**FRAGMENT TEKSTU:**
^^^^^^^^

To menadżerka zniszczyła małżeństwo Wiśniewskiego? Mandaryna ujawniła prawdę

Michał Wiśniewski nie ukrywa, że ma poważne problemy w małżeństwie ze swoją piąta żoną Polą.

Tymczasem głos zabrała Mandaryna, która w najnowszym wywiadzie wyraźnie zasugerowała,

że to niezwykle wpływowa menadżerka ostro «namieszała» w ich małżeństwie.

Do dzisiaj fani Ich Troje z sentymentem wspominają małżeństwo Michała Wiśniewskiego i Mandaryny. Często uważają drugą żonę gwiazdora za ich ulubioną z całej dotychczasowej piątki małżonek, z którymi piosenkarz stanął na ślubnym kobiercu.

To menadżerka zniszczyła małżeństwo Wiśniewskiego? Mandaryna ujawniła prawdę

Michał Wiśniewski niedawno przyznał, że ma na swoim koncie kryzys w małżeństwie z piątą żoną, Polą.

Przed laty głośno było o podobnych problemach, które doprowadziły do końca małżeństwa z Martą «Mandaryną». Lubiana artystka już kilkakrotnie wypowiadała się na ten temat. Tym razem poruszyła wątek wpływowej menadżerki Katarzyny Kanclerz, która kierowała karierą obojga, ale miała również wpływ na ich życie prywatne. Mandaryna przypomniała, jak wszechwładną postacią była w czasach ich małżeństwa.

Tak, Katarzyna Kanclerz to oprócz tego, że zajmowała się naszymi projektami to też była dyrektorem marketingu w Universalu, więc takiej w sumie największej wytwórni, a przynajmniej na tamte czasy. Naprawdę była mocna, no co tu dużo mówić. Chyba wszyscy w show-biznesie takim artystycznym, wokalnym znają postać Katarzyny Kanclerz. No była to, jak to określali wszyscy taka «żelazna dama polskiego show-biznesu», gdzie jak wchodziła to naprawdę to mury się trzęsły — opisywała w wywiadzie dla Świata Gwiazd.

^^^^^^^^

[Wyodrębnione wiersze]
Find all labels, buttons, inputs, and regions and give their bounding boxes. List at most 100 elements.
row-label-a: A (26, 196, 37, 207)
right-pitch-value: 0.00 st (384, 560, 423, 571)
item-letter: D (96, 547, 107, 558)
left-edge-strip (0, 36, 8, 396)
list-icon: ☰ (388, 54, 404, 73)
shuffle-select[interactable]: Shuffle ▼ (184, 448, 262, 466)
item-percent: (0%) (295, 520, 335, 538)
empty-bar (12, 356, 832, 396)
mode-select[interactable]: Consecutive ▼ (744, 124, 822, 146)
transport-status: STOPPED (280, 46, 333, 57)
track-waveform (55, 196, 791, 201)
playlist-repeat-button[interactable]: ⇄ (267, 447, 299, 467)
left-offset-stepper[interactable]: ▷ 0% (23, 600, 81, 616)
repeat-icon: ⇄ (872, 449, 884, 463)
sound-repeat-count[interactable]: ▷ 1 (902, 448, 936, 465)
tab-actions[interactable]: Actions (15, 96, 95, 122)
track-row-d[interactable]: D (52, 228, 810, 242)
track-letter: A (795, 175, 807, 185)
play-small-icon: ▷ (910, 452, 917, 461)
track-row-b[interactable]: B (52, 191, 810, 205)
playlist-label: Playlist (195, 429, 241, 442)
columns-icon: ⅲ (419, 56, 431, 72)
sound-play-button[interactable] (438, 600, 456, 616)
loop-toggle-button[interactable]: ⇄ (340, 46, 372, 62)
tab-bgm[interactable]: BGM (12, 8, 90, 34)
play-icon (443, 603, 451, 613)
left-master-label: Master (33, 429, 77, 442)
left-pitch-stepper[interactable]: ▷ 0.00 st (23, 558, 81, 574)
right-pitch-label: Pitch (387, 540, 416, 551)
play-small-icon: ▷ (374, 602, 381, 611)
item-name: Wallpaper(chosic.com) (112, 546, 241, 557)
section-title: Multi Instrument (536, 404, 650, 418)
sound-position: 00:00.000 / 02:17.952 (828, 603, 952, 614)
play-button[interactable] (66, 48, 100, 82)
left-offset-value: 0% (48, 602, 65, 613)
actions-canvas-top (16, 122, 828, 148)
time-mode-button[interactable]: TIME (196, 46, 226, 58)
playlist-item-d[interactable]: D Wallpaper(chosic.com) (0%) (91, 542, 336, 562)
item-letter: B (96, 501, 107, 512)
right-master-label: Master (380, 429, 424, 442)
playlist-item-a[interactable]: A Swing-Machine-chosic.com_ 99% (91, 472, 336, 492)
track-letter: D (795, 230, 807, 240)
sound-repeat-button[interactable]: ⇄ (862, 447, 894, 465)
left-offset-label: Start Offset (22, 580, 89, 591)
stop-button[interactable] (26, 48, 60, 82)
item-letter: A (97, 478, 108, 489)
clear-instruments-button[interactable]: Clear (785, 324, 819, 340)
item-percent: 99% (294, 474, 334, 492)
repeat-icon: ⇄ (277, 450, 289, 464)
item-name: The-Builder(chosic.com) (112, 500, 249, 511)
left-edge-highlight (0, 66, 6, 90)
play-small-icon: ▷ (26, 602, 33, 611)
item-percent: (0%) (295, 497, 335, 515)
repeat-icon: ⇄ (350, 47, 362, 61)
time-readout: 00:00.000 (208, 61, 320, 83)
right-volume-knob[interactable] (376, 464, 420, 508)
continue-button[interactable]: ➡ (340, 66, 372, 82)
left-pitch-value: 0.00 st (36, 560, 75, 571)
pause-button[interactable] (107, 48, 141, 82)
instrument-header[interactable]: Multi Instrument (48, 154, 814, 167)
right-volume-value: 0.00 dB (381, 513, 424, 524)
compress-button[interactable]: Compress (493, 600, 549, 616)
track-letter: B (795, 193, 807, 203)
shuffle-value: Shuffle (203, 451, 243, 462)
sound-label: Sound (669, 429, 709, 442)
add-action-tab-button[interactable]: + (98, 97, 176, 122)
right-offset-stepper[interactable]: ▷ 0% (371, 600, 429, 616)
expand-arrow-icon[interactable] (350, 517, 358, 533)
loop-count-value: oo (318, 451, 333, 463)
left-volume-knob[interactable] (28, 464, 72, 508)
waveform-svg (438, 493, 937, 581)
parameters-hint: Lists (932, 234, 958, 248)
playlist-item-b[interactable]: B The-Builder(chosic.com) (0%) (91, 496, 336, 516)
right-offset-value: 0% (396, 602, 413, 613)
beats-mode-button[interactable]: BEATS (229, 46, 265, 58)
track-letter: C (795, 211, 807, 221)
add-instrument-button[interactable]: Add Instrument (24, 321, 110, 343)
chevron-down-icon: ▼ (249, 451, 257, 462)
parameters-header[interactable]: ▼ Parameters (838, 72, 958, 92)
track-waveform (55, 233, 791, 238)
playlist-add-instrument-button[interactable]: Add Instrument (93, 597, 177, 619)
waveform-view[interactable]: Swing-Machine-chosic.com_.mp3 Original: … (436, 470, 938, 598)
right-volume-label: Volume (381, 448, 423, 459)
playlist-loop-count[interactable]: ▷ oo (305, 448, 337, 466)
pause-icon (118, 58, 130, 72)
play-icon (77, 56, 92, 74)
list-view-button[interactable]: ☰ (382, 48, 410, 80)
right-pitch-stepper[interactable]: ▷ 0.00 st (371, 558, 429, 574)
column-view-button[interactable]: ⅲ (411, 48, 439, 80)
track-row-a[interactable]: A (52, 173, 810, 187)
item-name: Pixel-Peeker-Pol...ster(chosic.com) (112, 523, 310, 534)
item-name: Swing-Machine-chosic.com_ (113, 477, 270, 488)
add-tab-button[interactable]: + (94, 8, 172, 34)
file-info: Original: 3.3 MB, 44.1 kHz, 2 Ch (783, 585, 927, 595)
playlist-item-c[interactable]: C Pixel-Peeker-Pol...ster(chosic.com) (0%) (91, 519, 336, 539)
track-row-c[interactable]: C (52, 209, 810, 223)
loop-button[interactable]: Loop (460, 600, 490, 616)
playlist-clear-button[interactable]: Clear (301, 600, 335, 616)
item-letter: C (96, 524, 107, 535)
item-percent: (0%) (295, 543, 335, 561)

^^^^^^^^

**WYMAGANIA:**
- 1) Powtórz bez zmian wiersze od pierwszego aż po wiersz zawierający „play-button[interactable] (66, 48, 100, 82)”, razem z nim.
- 2) Kontynuuj tekst o małżeństwie Michała Wiśniewskiego i Mandaryny od miejsca, w którym się kończy.

**ODPOWIEDZI:**
- 1)
Find all labels, buttons, inputs, and regions and give their bounding boxes. List at most 100 elements.
row-label-a: A (26, 196, 37, 207)
right-pitch-value: 0.00 st (384, 560, 423, 571)
item-letter: D (96, 547, 107, 558)
left-edge-strip (0, 36, 8, 396)
list-icon: ☰ (388, 54, 404, 73)
shuffle-select[interactable]: Shuffle ▼ (184, 448, 262, 466)
item-percent: (0%) (295, 520, 335, 538)
empty-bar (12, 356, 832, 396)
mode-select[interactable]: Consecutive ▼ (744, 124, 822, 146)
transport-status: STOPPED (280, 46, 333, 57)
track-waveform (55, 196, 791, 201)
playlist-repeat-button[interactable]: ⇄ (267, 447, 299, 467)
left-offset-stepper[interactable]: ▷ 0% (23, 600, 81, 616)
repeat-icon: ⇄ (872, 449, 884, 463)
sound-repeat-count[interactable]: ▷ 1 (902, 448, 936, 465)
tab-actions[interactable]: Actions (15, 96, 95, 122)
track-row-d[interactable]: D (52, 228, 810, 242)
track-letter: A (795, 175, 807, 185)
play-small-icon: ▷ (910, 452, 917, 461)
track-row-b[interactable]: B (52, 191, 810, 205)
playlist-label: Playlist (195, 429, 241, 442)
columns-icon: ⅲ (419, 56, 431, 72)
sound-play-button[interactable] (438, 600, 456, 616)
loop-toggle-button[interactable]: ⇄ (340, 46, 372, 62)
tab-bgm[interactable]: BGM (12, 8, 90, 34)
play-icon (443, 603, 451, 613)
left-master-label: Master (33, 429, 77, 442)
left-pitch-stepper[interactable]: ▷ 0.00 st (23, 558, 81, 574)
right-pitch-label: Pitch (387, 540, 416, 551)
play-small-icon: ▷ (374, 602, 381, 611)
item-name: Wallpaper(chosic.com) (112, 546, 241, 557)
section-title: Multi Instrument (536, 404, 650, 418)
sound-position: 00:00.000 / 02:17.952 (828, 603, 952, 614)
play-button[interactable] (66, 48, 100, 82)

- 2)
Katarzyna Kanclerz w rzeczywistości stworzyła wizerunek publiczny Mandaryny i miała ogromny wpływ na karierę gwiazdy hitu «Ev’ry Night».

Była też w pewnym momencie jakby, abstrahując od wszystkich złych sytuacji, które mnie gdzieś tam spotkały w związku z Kasią, była mi bardzo bliska w pewnym momencie. Naprawdę żyłyśmy ze sobą, był moment, że razem mieszkałyśmy i dużo rzeczy robiłyśmy wspólnie i ona ten projekt «Mandaryna» też bardzo mocno wyciągnęła do góry. Pamiętam, że ona mówi «no dobra, mała to teraz twoja kolej». Zawinęła mnie tam do przodu — wyznała piosenkarka.

Pojawiły się również sugestie, że to menadżerka mocno «namieszała» w małżeństwie Michała i Marty, które w końcu się rozpadło.

No wiesz tak jak to, bywa. Ona też później już nie pracowała dla Universalu, więc też miała «drodzy przyjaciele, odeszli jak sen złoty». Też już nie miała takiego przełożenia, takiej siły, więc pojawiła się jakaś frustracja, jakieś nie najlepsze decyzje, w których też ja uczestniczyłam. No i myślę że, gdzieś tam niektórzy przyjaciele stanęli po drugiej stronie.

SPRAWDŹ: Michał Wiśniewski żałuje ślubu z Mandaryną? «Nie zrobiłbym tego drugi raz!»

W innym wywiadzie Mandaryna przyznała, że wpływ na koniec jej związku z Wiśniewskim miały jego liczne uzależnienia, przede wszystkim od hazardu i alkoholu.

W jego uzależnieniach… się nie odnalazłam. Koniec końców się nie odnalazłam. Obroniłam siebie. To już był czas, gdy na tej ścieżce jeden znak był w prawo, a drugi w lewo. Dobrze, że teraz mamy już taki kontakt, że możemy do siebie zadzwonić i pogadać o dzieciach. Jakby… siekiera jest w plecaku, schowana — wyznała po latach w programie «Taniec życia».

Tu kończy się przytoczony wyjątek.